=== Task requirements ===
(A) Answer these questions from the reading text about growing up and keeping secrets:
(i) What did the writer do every day after jumping from the bus after school?
(ii) What was the writer punished for in college?
(iii) What does the writer say was delayed for months?
(B) Please extend the reading text about growing up and keeping secrets, picking up after its final sentence.

=== Reading text ===

+ + +

Remember those days when I used to jump from the bus and hug you everyday after school. You knew how my day was, if my smile did not fade away. Remember, when I returned with a swollen face, you knew I had been scolded for something… Remember, my long face? You knew my best friend had a fight with me. You have seen all my faces, isn't it? Dad would never understand that as much as you could.
I grew up, I had secrets to keep from you. I did get scolded in college, punished for tantrums, had fights with besties but I never repeated those expressions. Still you knew from my silence that something went wrong in the last few hours.
My practice of keeping secrets made me a fine liar and I refused to show it to you in any case when I grew up to be a working woman. I made sure my irritations do not disturb your night's sleep any more. But there is, this instinct in you that developed as well and you knew it from some actions that I was not my normal self. 'I tried to laugh even if my salary got delayed for months, I partied with you even if I had a firing from boss. But your scanning thoughts knew the heavy lump in my throat and you were always there for me.

+ + +

=== Dataset extract ===
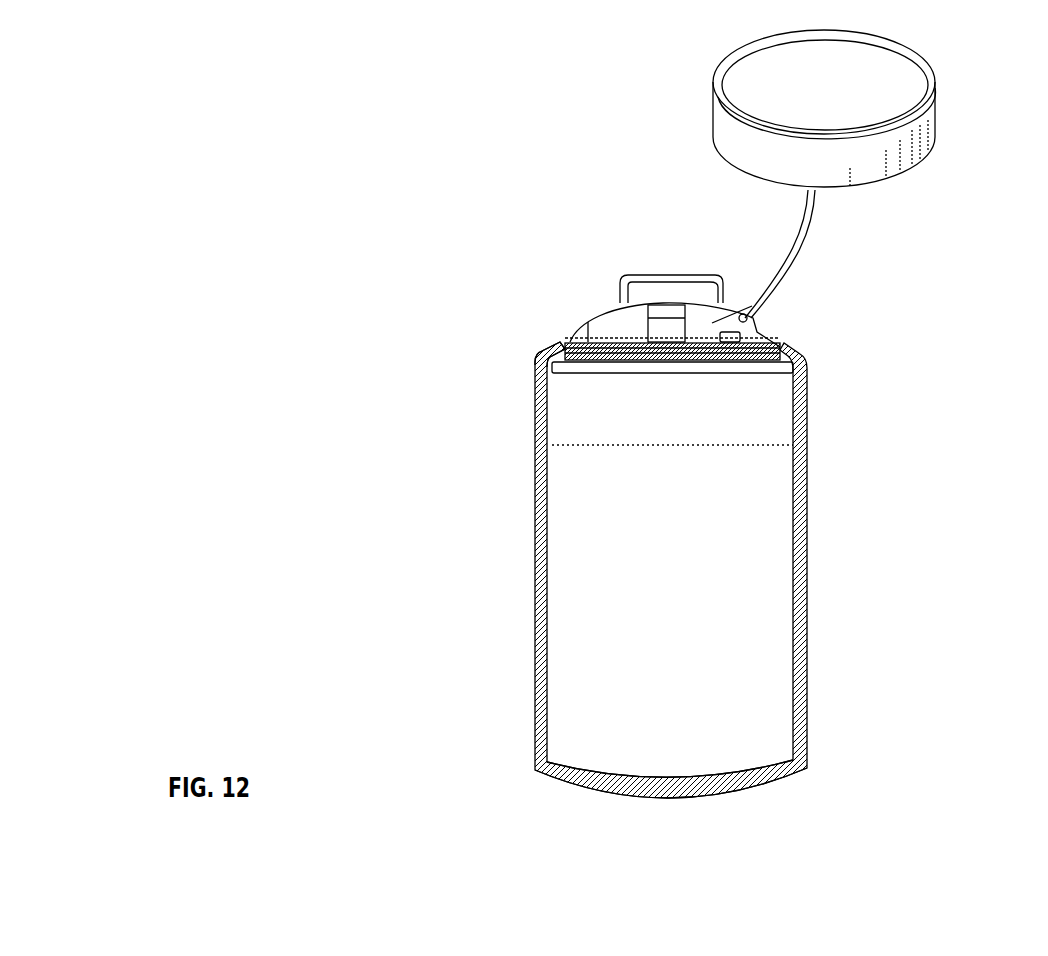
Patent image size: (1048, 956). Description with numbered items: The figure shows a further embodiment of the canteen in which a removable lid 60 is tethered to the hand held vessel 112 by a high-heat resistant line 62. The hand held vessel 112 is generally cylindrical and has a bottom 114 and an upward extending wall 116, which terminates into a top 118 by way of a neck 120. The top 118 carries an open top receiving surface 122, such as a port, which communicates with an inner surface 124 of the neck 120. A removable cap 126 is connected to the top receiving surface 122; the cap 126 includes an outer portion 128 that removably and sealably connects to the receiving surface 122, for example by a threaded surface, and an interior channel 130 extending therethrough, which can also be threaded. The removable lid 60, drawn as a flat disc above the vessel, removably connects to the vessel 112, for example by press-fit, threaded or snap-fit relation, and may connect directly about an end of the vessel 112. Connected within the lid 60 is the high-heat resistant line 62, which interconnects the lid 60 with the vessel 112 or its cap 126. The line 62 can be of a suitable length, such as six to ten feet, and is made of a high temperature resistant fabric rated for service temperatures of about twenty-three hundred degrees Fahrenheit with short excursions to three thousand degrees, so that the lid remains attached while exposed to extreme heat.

+ + +

=== Expected outputs ===
(A)
(i) Hugged you.
(ii) Tantrums.
(iii) The writer's salary.

(B)
I am married now; troubles, worries and disturbances have changed. Life today is very different. New responsibilities and challenges to meet up to every new person's expectations have overburdened me. This is something I have to face myself. I live in another home, with husband and in laws. They are fine people. They have accepted me and love me a lot. But there is this one person missing in my life - YOU! There is no one who can quickly judge the chaos in my mind or the heavy heart feelings. I thought I have grown matured and can live alone, but little did I know that this isn't an easy task. I am with 50 more people around me, they like me, I like them, but comfort still lies in your lap.
It's cozy when you are around, I still feel warm in your arms.
Every day I used to share my daily happenings with you in the evening sipping over a cup of tea or maybe while dining together. I still want to share a hundred things everyday, but I won't. The day I left my home to be the bride of a new place, I vowed to myself to never trouble you, no matter how little is the discomfort and how odd are the new habits. But at the same time I know, the moment I stepped out with the new family, your new worries began.
As a child, I have been your main concern and subject of worry ever since I was conceived in your belly. All those uneasy and painful 9 months, followed by sleepless nights… and till date! Even today, you look forward to my phone calls in anticipation of a happy healthy voice. If I happen to sneeze while on call you have those lines taking positions on your forehead, marking the beginning of another reason to worry.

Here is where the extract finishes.